====== Entries

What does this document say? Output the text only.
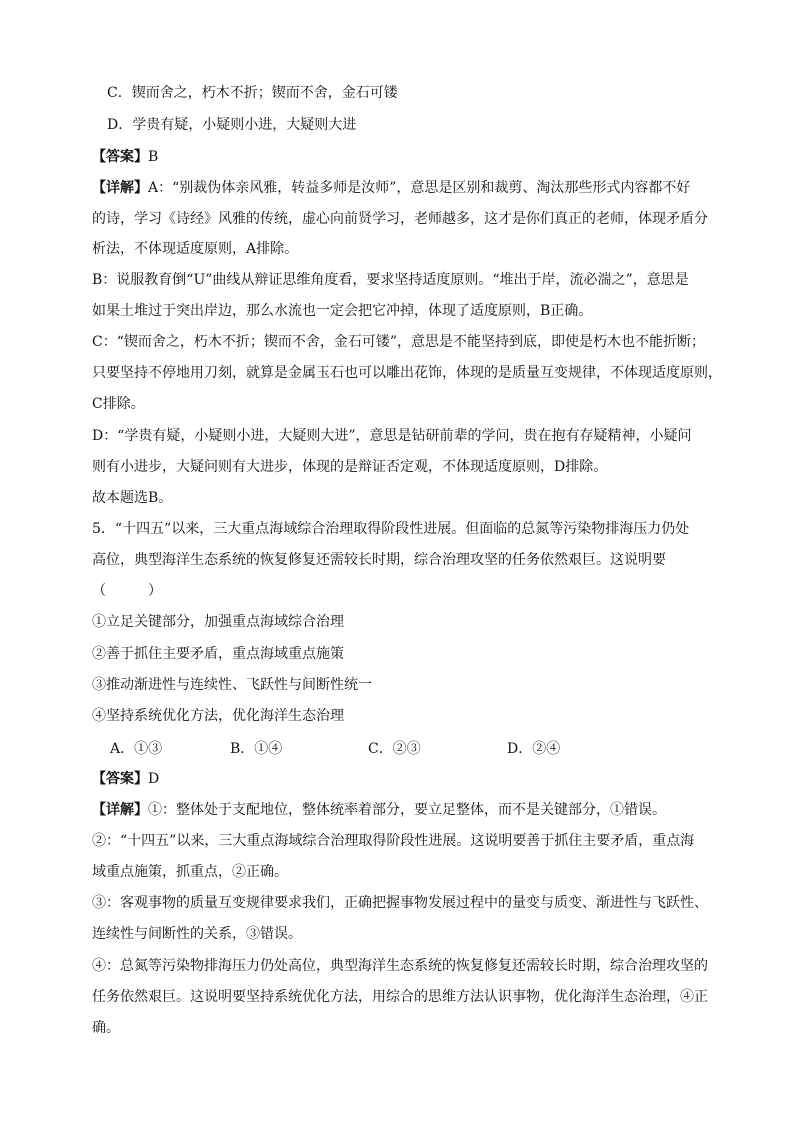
C．锲而舍之，朽木不折；锲而不舍，金石可镂
D．学贵有疑，小疑则小进，大疑则大进
【答案】B
【详解】A：“别裁伪体亲风雅，转益多师是汝师”，意思是区别和裁剪、淘汰那些形式内容都不好
的诗，学习《诗经》风雅的传统，虚心向前贤学习，老师越多，这才是你们真正的老师，体现矛盾分
析法，不体现适度原则，A排除。
B：说服教育倒“U”曲线从辩证思维角度看，要求坚持适度原则。“堆出于岸，流必湍之”，意思是
如果土堆过于突出岸边，那么水流也一定会把它冲掉，体现了适度原则，B正确。
C：“锲而舍之，朽木不折；锲而不舍，金石可镂”，意思是不能坚持到底，即使是朽木也不能折断；
只要坚持不停地用刀刻，就算是金属玉石也可以雕出花饰，体现的是质量互变规律，不体现适度原则，
C排除。
D：“学贵有疑，小疑则小进，大疑则大进”，意思是钻研前辈的学问，贵在抱有存疑精神，小疑问
则有小进步，大疑问则有大进步，体现的是辩证否定观，不体现适度原则，D排除。
故本题选B。
5．“十四五”以来，三大重点海域综合治理取得阶段性进展。但面临的总氮等污染物排海压力仍处
高位，典型海洋生态系统的恢复修复还需较长时期，综合治理攻坚的任务依然艰巨。这说明要
（　　　）
①立足关键部分，加强重点海域综合治理
②善于抓住主要矛盾，重点海域重点施策
③推动渐进性与连续性、飞跃性与间断性统一
④坚持系统优化方法，优化海洋生态治理
A．①③	B．①④	C．②③	D．②④
【答案】D
【详解】①：整体处于支配地位，整体统率着部分，要立足整体，而不是关键部分，①错误。
②：“十四五”以来，三大重点海域综合治理取得阶段性进展。这说明要善于抓住主要矛盾，重点海
域重点施策，抓重点，②正确。
③：客观事物的质量互变规律要求我们，正确把握事物发展过程中的量变与质变、渐进性与飞跃性、
连续性与间断性的关系，③错误。
④：总氮等污染物排海压力仍处高位，典型海洋生态系统的恢复修复还需较长时期，综合治理攻坚的
任务依然艰巨。这说明要坚持系统优化方法，用综合的思维方法认识事物，优化海洋生态治理，④正
确。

============

> [Aim of the exercise]: Omit each picture, then return all of the listing exactly as it stands.

> [Answer to the problem]:
What does this document say? Output the text only.
C．锲而舍之，朽木不折；锲而不舍，金石可镂
D．学贵有疑，小疑则小进，大疑则大进
【答案】B
【详解】A：“别裁伪体亲风雅，转益多师是汝师”，意思是区别和裁剪、淘汰那些形式内容都不好
的诗，学习《诗经》风雅的传统，虚心向前贤学习，老师越多，这才是你们真正的老师，体现矛盾分
析法，不体现适度原则，A排除。
B：说服教育倒“U”曲线从辩证思维角度看，要求坚持适度原则。“堆出于岸，流必湍之”，意思是
如果土堆过于突出岸边，那么水流也一定会把它冲掉，体现了适度原则，B正确。
C：“锲而舍之，朽木不折；锲而不舍，金石可镂”，意思是不能坚持到底，即使是朽木也不能折断；
只要坚持不停地用刀刻，就算是金属玉石也可以雕出花饰，体现的是质量互变规律，不体现适度原则，
C排除。
D：“学贵有疑，小疑则小进，大疑则大进”，意思是钻研前辈的学问，贵在抱有存疑精神，小疑问
则有小进步，大疑问则有大进步，体现的是辩证否定观，不体现适度原则，D排除。
故本题选B。
5．“十四五”以来，三大重点海域综合治理取得阶段性进展。但面临的总氮等污染物排海压力仍处
高位，典型海洋生态系统的恢复修复还需较长时期，综合治理攻坚的任务依然艰巨。这说明要
（　　　）
①立足关键部分，加强重点海域综合治理
②善于抓住主要矛盾，重点海域重点施策
③推动渐进性与连续性、飞跃性与间断性统一
④坚持系统优化方法，优化海洋生态治理
A．①③	B．①④	C．②③	D．②④
【答案】D
【详解】①：整体处于支配地位，整体统率着部分，要立足整体，而不是关键部分，①错误。
②：“十四五”以来，三大重点海域综合治理取得阶段性进展。这说明要善于抓住主要矛盾，重点海
域重点施策，抓重点，②正确。
③：客观事物的质量互变规律要求我们，正确把握事物发展过程中的量变与质变、渐进性与飞跃性、
连续性与间断性的关系，③错误。
④：总氮等污染物排海压力仍处高位，典型海洋生态系统的恢复修复还需较长时期，综合治理攻坚的
任务依然艰巨。这说明要坚持系统优化方法，用综合的思维方法认识事物，优化海洋生态治理，④正
确。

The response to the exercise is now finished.